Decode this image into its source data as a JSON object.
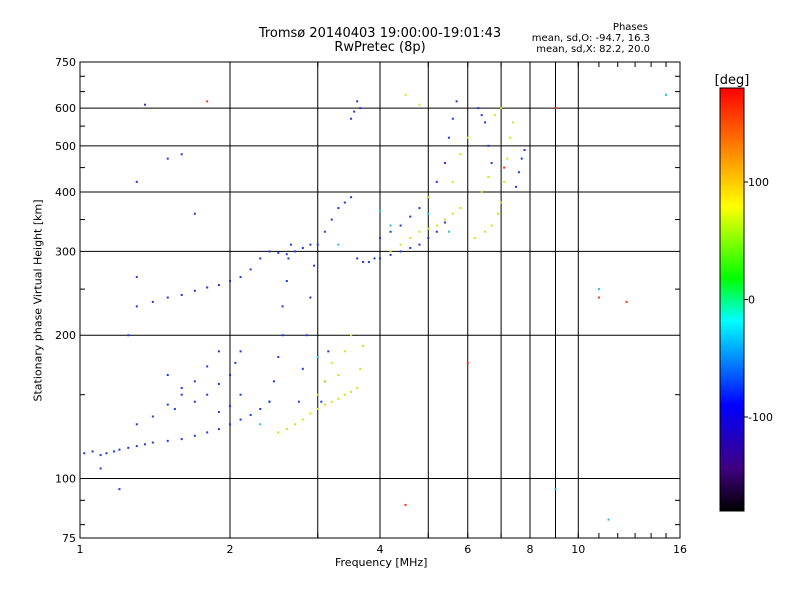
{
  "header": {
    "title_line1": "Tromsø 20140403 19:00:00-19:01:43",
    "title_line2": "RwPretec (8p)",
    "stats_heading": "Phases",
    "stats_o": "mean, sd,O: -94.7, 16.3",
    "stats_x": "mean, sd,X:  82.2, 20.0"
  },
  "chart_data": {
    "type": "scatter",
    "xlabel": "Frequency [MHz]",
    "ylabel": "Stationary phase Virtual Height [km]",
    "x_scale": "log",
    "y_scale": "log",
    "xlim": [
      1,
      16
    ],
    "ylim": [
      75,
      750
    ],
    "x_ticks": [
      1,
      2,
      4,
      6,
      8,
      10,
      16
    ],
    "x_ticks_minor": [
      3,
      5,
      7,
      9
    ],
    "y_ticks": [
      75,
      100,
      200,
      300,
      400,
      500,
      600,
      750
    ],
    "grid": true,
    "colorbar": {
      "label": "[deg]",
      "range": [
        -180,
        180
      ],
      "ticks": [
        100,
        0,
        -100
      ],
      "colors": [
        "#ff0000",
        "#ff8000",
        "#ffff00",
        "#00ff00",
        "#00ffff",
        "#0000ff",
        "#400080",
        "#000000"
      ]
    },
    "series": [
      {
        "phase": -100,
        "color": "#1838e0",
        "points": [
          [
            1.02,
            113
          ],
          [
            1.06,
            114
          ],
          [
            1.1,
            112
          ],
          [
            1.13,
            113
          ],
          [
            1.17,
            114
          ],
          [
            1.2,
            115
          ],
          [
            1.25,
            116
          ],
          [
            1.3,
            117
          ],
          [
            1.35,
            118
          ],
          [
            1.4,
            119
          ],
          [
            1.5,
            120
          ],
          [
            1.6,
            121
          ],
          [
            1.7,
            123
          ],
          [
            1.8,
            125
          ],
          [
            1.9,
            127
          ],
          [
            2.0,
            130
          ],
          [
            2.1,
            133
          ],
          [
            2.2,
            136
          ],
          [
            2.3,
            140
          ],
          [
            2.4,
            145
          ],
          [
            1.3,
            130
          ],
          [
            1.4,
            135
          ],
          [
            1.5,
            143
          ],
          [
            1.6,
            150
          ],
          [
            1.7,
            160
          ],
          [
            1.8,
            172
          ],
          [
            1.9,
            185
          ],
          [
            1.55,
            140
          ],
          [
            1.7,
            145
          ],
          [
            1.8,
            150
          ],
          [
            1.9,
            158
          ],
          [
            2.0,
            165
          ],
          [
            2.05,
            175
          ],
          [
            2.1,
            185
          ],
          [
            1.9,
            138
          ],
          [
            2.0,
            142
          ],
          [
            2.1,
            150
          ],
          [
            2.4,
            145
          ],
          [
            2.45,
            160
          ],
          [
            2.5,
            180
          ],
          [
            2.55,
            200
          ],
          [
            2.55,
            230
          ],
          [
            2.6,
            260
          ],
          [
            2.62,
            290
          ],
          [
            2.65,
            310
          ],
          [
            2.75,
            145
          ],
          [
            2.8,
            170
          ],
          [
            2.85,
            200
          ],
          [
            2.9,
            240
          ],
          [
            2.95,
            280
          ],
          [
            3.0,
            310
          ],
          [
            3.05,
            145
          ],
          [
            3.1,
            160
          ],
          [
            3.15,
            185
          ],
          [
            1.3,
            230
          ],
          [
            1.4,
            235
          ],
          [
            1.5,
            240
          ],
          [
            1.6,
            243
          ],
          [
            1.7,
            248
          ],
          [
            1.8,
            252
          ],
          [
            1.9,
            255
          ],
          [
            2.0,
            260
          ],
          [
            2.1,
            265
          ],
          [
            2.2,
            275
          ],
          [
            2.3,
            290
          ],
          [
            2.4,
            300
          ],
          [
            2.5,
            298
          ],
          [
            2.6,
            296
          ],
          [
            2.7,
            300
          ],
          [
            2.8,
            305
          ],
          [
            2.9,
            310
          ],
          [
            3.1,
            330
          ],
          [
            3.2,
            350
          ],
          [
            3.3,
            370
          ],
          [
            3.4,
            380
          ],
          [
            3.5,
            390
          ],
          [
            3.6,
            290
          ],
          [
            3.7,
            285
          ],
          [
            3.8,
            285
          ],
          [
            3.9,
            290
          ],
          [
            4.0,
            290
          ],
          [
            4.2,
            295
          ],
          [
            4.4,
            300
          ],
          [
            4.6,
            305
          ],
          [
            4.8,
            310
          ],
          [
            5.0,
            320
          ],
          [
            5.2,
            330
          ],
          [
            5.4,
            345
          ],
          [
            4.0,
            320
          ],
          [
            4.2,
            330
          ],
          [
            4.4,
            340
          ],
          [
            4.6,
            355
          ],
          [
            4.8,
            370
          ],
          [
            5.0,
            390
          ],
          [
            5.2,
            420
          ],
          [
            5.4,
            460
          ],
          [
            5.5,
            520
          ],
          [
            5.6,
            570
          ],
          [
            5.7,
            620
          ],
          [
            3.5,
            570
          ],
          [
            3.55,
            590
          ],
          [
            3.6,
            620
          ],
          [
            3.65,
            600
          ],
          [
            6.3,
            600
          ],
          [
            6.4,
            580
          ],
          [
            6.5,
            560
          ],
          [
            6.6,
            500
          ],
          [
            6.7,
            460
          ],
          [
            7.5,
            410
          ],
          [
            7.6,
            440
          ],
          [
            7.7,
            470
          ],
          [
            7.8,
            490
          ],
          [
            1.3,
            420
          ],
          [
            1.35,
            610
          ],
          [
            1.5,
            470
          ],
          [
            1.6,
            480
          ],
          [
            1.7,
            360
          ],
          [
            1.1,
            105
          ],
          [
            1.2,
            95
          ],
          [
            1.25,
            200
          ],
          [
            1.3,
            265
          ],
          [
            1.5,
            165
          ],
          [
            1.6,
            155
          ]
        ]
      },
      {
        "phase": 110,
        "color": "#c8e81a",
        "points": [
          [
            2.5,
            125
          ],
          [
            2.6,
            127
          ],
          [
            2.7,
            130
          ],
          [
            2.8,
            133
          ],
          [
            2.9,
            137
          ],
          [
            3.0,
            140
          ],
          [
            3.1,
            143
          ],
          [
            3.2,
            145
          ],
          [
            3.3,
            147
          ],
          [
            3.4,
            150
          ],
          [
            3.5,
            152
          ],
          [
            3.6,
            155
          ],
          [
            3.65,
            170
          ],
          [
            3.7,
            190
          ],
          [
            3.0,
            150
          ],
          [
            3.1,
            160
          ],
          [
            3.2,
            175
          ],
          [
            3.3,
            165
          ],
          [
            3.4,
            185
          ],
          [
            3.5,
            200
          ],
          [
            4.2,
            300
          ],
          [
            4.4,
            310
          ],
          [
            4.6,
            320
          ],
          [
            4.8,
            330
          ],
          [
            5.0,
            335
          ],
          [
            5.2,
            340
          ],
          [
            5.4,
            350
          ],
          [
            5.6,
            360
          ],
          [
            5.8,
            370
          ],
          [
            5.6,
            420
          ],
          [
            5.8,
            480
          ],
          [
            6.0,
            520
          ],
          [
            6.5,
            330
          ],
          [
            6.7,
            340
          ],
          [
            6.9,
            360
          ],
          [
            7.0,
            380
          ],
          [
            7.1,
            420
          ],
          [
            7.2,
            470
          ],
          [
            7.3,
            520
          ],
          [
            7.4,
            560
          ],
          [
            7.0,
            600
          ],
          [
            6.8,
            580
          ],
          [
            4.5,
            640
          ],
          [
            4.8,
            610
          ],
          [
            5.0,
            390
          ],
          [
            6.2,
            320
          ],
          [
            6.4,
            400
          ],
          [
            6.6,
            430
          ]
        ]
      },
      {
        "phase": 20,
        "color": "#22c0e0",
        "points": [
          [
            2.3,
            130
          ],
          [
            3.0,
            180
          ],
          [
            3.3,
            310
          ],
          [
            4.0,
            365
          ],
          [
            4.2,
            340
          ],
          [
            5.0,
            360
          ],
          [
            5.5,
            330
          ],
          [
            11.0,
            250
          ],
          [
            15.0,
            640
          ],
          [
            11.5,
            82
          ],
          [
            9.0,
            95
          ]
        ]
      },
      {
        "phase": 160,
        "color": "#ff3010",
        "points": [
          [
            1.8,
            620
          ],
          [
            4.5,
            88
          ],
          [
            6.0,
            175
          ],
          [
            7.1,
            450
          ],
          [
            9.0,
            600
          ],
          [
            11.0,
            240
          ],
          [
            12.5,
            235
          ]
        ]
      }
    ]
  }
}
- - -
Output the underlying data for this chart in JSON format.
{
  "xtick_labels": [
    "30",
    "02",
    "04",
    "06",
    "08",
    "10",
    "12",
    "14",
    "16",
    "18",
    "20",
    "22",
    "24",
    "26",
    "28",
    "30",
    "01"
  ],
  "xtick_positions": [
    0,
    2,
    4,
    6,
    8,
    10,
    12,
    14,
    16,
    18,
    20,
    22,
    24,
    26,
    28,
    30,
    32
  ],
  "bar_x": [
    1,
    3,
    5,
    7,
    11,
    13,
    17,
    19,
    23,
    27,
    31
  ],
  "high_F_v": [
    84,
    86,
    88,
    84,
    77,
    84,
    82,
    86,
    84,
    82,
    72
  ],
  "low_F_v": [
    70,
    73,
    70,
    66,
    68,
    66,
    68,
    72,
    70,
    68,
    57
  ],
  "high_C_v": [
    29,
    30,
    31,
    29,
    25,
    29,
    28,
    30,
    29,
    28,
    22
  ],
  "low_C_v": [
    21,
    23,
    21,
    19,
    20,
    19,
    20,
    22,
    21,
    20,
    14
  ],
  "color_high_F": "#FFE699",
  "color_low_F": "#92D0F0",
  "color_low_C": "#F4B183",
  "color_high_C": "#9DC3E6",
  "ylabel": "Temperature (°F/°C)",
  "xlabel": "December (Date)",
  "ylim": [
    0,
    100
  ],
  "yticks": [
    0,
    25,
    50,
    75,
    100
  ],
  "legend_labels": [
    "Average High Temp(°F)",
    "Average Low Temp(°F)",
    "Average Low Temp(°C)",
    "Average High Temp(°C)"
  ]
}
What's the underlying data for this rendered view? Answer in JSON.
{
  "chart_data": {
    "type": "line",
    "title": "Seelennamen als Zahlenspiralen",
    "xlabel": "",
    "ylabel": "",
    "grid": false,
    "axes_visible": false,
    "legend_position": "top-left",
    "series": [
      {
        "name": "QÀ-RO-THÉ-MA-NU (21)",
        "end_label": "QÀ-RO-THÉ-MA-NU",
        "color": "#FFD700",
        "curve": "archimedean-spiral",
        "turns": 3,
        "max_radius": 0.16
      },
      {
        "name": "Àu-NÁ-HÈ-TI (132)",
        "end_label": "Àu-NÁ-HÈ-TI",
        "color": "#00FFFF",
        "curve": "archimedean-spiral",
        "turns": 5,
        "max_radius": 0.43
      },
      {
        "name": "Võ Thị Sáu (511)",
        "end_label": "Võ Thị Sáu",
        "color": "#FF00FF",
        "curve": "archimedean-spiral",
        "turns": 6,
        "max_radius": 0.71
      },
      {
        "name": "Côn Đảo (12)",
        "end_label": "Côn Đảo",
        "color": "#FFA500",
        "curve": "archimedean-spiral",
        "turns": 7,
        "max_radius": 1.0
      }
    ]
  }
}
- - -
Task goal
From the entries above, pull out each line that includes "mean".

Result for this exercise
    "stats_o": "mean, sd,O: -94.7, 16.3",
    "stats_x": "mean, sd,X:  82.2, 20.0"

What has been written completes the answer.